- [Direction]:
Each line that includes "blue" counts once; give the total and nothing besides.
[Start Extracted data]
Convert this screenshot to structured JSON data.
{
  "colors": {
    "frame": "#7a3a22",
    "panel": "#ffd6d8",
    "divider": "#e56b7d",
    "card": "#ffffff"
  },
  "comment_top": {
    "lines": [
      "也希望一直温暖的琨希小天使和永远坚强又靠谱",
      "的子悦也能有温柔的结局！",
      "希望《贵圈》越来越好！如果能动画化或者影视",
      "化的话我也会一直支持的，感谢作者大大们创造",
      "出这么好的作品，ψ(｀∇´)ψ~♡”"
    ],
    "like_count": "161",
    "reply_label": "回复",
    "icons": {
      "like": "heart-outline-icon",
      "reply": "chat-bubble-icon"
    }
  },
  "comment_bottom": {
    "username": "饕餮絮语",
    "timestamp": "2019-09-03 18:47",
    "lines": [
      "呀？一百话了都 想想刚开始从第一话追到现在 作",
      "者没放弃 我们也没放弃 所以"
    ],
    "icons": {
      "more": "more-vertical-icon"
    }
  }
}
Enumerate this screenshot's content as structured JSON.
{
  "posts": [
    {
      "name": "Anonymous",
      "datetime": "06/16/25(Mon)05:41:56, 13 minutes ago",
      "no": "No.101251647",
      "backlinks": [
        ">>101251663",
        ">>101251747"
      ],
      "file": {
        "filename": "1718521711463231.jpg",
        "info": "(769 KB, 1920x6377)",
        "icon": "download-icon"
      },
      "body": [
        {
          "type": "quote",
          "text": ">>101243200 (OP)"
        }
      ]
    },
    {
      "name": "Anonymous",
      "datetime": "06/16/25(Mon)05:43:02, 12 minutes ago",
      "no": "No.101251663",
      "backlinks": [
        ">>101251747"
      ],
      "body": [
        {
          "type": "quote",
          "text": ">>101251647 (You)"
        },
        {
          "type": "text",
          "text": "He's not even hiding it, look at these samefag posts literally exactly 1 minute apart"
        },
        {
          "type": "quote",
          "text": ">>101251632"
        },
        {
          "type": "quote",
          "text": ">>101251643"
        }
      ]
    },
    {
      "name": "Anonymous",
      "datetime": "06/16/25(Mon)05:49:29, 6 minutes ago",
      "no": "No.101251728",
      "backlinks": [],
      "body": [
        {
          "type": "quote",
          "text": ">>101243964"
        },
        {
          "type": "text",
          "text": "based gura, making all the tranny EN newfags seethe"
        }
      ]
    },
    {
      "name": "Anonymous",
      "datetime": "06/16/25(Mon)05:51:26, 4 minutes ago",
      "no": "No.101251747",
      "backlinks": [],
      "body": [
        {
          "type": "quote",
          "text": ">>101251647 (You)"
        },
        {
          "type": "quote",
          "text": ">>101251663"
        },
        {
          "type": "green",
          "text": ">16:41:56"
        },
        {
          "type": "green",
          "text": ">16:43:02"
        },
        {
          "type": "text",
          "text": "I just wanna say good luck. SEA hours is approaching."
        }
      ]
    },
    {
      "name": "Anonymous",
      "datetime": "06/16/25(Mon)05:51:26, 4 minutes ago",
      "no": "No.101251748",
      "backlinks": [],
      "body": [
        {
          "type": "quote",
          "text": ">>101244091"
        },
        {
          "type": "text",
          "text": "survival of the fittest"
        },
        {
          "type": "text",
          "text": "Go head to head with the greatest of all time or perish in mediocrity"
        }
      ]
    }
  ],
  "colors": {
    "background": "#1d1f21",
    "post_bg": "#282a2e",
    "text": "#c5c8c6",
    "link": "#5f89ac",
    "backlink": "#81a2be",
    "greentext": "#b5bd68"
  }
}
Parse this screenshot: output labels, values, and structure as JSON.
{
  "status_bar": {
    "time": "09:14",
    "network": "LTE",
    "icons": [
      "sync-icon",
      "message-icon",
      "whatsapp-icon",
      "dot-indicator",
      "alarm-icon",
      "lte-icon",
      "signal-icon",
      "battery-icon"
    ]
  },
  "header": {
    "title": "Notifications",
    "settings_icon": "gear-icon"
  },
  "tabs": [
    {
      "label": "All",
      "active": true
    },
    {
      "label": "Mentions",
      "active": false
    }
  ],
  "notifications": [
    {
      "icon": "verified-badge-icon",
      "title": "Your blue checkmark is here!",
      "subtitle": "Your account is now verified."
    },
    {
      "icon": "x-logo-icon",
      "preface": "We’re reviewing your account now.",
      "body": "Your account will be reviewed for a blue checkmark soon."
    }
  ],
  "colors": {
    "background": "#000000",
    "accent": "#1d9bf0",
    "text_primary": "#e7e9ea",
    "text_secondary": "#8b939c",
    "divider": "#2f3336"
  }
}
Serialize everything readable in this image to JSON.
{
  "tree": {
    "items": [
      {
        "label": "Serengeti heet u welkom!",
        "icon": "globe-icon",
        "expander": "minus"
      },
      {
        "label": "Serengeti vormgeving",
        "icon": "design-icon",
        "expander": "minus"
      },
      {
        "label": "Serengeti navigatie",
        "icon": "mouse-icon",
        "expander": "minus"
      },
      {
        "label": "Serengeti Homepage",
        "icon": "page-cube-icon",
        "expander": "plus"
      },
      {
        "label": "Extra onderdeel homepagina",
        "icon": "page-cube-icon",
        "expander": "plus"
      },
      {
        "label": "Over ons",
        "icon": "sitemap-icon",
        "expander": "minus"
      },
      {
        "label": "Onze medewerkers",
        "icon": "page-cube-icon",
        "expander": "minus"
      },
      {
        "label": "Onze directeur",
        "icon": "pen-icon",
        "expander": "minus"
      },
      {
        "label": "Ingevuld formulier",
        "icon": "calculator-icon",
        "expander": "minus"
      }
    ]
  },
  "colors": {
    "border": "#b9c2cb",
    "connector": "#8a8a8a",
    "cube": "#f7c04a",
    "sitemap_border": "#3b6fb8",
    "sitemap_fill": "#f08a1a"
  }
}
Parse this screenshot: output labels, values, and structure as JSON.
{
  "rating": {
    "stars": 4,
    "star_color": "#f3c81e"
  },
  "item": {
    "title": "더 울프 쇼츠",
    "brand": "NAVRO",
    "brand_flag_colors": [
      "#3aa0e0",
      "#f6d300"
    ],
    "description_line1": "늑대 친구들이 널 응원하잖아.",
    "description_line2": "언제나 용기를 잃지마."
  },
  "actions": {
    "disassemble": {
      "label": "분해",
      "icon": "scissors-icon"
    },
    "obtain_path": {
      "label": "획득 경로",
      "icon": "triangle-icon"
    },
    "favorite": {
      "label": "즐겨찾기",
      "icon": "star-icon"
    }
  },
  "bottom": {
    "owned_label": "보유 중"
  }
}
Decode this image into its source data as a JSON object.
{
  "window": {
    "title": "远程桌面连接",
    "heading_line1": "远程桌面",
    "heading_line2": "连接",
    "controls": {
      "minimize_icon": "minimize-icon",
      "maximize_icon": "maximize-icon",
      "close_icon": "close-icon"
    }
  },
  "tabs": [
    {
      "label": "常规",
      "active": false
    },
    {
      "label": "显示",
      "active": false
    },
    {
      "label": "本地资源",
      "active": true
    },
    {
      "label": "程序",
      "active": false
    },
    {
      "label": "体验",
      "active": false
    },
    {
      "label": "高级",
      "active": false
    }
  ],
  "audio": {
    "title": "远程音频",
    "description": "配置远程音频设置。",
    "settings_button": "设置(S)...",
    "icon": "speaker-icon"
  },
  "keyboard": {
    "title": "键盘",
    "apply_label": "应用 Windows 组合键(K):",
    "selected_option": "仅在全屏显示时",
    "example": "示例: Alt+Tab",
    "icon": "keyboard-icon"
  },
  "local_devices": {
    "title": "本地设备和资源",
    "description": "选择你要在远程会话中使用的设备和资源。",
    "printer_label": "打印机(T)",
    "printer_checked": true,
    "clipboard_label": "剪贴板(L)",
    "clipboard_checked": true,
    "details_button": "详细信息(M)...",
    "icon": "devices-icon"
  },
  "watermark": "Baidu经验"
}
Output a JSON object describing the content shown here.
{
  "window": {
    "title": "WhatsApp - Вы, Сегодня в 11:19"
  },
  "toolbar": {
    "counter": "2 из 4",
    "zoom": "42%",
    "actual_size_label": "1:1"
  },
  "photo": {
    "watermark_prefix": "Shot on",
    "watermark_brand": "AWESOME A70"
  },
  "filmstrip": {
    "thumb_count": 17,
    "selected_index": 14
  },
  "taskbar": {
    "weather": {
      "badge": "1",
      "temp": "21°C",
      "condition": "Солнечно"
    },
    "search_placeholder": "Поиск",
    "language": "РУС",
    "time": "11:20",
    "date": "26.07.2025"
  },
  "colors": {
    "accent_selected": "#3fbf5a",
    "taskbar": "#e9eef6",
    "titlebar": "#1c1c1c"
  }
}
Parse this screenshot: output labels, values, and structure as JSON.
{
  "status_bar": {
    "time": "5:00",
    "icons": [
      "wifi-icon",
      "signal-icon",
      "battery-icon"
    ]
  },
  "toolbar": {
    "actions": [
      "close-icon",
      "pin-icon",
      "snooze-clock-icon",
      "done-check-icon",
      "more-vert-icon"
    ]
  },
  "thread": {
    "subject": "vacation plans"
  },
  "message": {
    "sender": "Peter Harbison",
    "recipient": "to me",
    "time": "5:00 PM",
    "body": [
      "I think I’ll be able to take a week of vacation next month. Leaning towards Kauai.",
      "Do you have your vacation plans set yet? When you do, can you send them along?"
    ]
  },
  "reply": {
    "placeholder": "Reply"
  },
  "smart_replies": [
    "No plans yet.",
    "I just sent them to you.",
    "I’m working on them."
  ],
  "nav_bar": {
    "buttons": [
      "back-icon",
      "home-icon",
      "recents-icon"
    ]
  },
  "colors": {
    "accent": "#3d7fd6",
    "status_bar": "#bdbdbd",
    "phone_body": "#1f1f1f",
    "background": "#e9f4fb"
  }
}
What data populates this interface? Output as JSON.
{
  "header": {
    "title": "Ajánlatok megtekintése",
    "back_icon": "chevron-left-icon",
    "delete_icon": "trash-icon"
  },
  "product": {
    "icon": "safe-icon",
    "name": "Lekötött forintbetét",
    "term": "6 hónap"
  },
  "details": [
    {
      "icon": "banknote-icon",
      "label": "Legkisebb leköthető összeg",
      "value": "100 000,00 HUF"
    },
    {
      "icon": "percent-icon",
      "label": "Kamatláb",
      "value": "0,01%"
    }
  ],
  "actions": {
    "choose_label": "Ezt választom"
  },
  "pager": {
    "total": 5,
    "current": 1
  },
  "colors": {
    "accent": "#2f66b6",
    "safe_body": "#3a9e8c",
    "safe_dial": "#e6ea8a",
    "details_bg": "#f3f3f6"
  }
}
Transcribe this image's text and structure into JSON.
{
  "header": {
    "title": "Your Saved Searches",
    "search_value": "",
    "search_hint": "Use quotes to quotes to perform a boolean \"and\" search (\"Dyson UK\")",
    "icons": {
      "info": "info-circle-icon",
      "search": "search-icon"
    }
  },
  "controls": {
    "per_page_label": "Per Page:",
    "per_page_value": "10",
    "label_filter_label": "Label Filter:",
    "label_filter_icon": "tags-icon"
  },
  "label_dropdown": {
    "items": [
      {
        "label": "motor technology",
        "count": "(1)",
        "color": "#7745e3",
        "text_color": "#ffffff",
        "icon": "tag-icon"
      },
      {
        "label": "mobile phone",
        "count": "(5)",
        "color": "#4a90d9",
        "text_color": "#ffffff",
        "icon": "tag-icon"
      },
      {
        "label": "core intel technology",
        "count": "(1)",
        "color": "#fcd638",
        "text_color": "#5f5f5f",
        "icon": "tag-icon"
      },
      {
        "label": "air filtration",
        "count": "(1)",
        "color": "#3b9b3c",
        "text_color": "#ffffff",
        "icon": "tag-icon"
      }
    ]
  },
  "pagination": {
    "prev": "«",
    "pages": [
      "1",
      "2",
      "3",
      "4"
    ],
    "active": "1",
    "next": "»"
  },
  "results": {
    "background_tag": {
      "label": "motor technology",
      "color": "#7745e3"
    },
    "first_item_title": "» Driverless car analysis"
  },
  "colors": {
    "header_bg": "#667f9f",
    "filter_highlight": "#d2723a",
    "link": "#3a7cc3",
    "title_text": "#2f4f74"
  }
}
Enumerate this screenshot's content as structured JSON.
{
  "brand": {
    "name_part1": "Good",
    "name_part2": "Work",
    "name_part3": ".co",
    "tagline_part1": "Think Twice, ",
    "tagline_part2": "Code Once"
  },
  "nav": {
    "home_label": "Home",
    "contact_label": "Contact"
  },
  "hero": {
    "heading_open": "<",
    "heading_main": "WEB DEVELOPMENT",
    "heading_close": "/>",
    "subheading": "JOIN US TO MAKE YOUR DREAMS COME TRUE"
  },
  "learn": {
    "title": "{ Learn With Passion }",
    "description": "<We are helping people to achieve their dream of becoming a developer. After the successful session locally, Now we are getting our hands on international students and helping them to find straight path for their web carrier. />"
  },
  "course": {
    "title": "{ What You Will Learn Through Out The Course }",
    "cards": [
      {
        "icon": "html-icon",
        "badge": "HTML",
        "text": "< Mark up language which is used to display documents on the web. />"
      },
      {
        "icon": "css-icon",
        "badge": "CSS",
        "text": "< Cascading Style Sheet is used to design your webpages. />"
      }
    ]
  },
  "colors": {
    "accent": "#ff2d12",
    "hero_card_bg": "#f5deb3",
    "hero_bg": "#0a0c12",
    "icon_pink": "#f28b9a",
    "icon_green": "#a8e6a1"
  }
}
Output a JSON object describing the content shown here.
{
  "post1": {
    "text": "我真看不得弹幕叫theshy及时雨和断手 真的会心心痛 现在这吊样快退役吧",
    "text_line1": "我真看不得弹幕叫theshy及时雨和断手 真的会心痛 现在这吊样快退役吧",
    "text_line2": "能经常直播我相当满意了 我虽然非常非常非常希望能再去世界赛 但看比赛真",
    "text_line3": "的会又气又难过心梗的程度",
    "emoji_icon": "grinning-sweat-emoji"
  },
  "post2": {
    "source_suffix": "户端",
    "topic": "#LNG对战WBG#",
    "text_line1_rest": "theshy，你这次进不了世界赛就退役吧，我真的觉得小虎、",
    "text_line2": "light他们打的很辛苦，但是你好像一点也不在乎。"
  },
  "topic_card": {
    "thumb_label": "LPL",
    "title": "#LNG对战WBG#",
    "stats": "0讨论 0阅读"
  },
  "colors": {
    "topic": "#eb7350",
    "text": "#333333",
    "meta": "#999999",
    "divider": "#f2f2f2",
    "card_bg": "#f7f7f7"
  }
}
[End Extracted data]
- [Exercise answer]:
2